[Extracted records]
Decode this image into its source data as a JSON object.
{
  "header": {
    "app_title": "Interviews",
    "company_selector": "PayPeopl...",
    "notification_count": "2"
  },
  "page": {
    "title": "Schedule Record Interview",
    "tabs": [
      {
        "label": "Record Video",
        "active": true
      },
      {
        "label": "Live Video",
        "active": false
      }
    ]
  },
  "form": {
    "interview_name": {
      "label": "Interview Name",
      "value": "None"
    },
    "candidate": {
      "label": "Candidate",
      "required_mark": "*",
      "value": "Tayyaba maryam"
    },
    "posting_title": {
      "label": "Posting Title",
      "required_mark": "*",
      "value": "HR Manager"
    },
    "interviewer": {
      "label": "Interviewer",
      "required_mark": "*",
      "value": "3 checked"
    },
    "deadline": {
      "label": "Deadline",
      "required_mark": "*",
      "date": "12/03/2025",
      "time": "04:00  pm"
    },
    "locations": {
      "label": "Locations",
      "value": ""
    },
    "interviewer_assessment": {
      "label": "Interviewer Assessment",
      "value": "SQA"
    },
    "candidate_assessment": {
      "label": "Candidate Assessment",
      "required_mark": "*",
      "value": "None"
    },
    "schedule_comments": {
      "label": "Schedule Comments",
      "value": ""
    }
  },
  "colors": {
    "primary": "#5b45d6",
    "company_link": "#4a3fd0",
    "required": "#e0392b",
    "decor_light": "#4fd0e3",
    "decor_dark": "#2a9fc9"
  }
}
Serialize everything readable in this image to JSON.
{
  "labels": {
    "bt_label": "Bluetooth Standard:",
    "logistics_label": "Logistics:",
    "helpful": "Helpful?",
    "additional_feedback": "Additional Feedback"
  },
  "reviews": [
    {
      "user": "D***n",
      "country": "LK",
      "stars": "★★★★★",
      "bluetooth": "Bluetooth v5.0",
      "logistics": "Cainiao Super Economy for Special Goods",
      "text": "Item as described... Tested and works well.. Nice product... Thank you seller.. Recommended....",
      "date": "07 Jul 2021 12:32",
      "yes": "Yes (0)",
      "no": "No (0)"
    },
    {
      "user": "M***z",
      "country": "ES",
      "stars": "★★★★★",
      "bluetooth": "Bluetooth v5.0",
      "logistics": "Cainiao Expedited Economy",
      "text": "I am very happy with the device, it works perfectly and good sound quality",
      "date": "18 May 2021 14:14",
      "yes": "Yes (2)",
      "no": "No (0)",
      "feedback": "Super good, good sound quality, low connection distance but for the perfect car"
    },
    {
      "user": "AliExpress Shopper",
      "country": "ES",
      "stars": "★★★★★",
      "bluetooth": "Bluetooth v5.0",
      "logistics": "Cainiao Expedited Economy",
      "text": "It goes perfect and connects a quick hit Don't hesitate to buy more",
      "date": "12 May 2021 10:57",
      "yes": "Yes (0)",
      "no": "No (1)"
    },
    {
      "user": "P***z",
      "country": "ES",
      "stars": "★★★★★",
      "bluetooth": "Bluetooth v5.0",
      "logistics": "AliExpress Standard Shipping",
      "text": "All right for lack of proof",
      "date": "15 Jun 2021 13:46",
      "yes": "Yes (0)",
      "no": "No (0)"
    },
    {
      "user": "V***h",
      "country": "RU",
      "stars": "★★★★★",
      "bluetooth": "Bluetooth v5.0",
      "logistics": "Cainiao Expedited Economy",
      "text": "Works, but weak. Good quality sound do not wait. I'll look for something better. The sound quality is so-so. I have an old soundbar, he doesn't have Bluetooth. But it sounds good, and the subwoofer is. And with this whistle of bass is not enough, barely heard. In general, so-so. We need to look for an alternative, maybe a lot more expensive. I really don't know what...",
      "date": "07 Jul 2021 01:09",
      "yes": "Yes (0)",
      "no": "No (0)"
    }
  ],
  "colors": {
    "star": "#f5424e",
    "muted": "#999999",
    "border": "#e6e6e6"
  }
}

§ **Problem to solve**
Transcribe all lines as written.

§ **Written response**
Decode this image into its source data as a JSON object.
{
  "header": {
    "app_title": "Interviews",
    "company_selector": "PayPeopl...",
    "notification_count": "2"
  },
  "page": {
    "title": "Schedule Record Interview",
    "tabs": [
      {
        "label": "Record Video",
        "active": true
      },
      {
        "label": "Live Video",
        "active": false
      }
    ]
  },
  "form": {
    "interview_name": {
      "label": "Interview Name",
      "value": "None"
    },
    "candidate": {
      "label": "Candidate",
      "required_mark": "*",
      "value": "Tayyaba maryam"
    },
    "posting_title": {
      "label": "Posting Title",
      "required_mark": "*",
      "value": "HR Manager"
    },
    "interviewer": {
      "label": "Interviewer",
      "required_mark": "*",
      "value": "3 checked"
    },
    "deadline": {
      "label": "Deadline",
      "required_mark": "*",
      "date": "12/03/2025",
      "time": "04:00  pm"
    },
    "locations": {
      "label": "Locations",
      "value": ""
    },
    "interviewer_assessment": {
      "label": "Interviewer Assessment",
      "value": "SQA"
    },
    "candidate_assessment": {
      "label": "Candidate Assessment",
      "required_mark": "*",
      "value": "None"
    },
    "schedule_comments": {
      "label": "Schedule Comments",
      "value": ""
    }
  },
  "colors": {
    "primary": "#5b45d6",
    "company_link": "#4a3fd0",
    "required": "#e0392b",
    "decor_light": "#4fd0e3",
    "decor_dark": "#2a9fc9"
  }
}
Serialize everything readable in this image to JSON.
{
  "labels": {
    "bt_label": "Bluetooth Standard:",
    "logistics_label": "Logistics:",
    "helpful": "Helpful?",
    "additional_feedback": "Additional Feedback"
  },
  "reviews": [
    {
      "user": "D***n",
      "country": "LK",
      "stars": "★★★★★",
      "bluetooth": "Bluetooth v5.0",
      "logistics": "Cainiao Super Economy for Special Goods",
      "text": "Item as described... Tested and works well.. Nice product... Thank you seller.. Recommended....",
      "date": "07 Jul 2021 12:32",
      "yes": "Yes (0)",
      "no": "No (0)"
    },
    {
      "user": "M***z",
      "country": "ES",
      "stars": "★★★★★",
      "bluetooth": "Bluetooth v5.0",
      "logistics": "Cainiao Expedited Economy",
      "text": "I am very happy with the device, it works perfectly and good sound quality",
      "date": "18 May 2021 14:14",
      "yes": "Yes (2)",
      "no": "No (0)",
      "feedback": "Super good, good sound quality, low connection distance but for the perfect car"
    },
    {
      "user": "AliExpress Shopper",
      "country": "ES",
      "stars": "★★★★★",
      "bluetooth": "Bluetooth v5.0",
      "logistics": "Cainiao Expedited Economy",
      "text": "It goes perfect and connects a quick hit Don't hesitate to buy more",
      "date": "12 May 2021 10:57",
      "yes": "Yes (0)",
      "no": "No (1)"
    },
    {
      "user": "P***z",
      "country": "ES",
      "stars": "★★★★★",
      "bluetooth": "Bluetooth v5.0",
      "logistics": "AliExpress Standard Shipping",
      "text": "All right for lack of proof",
      "date": "15 Jun 2021 13:46",
      "yes": "Yes (0)",
      "no": "No (0)"
    },
    {
      "user": "V***h",
      "country": "RU",
      "stars": "★★★★★",
      "bluetooth": "Bluetooth v5.0",
      "logistics": "Cainiao Expedited Economy",
      "text": "Works, but weak. Good quality sound do not wait. I'll look for something better. The sound quality is so-so. I have an old soundbar, he doesn't have Bluetooth. But it sounds good, and the subwoofer is. And with this whistle of bass is not enough, barely heard. In general, so-so. We need to look for an alternative, maybe a lot more expensive. I really don't know what...",
      "date": "07 Jul 2021 01:09",
      "yes": "Yes (0)",
      "no": "No (0)"
    }
  ],
  "colors": {
    "star": "#f5424e",
    "muted": "#999999",
    "border": "#e6e6e6"
  }
}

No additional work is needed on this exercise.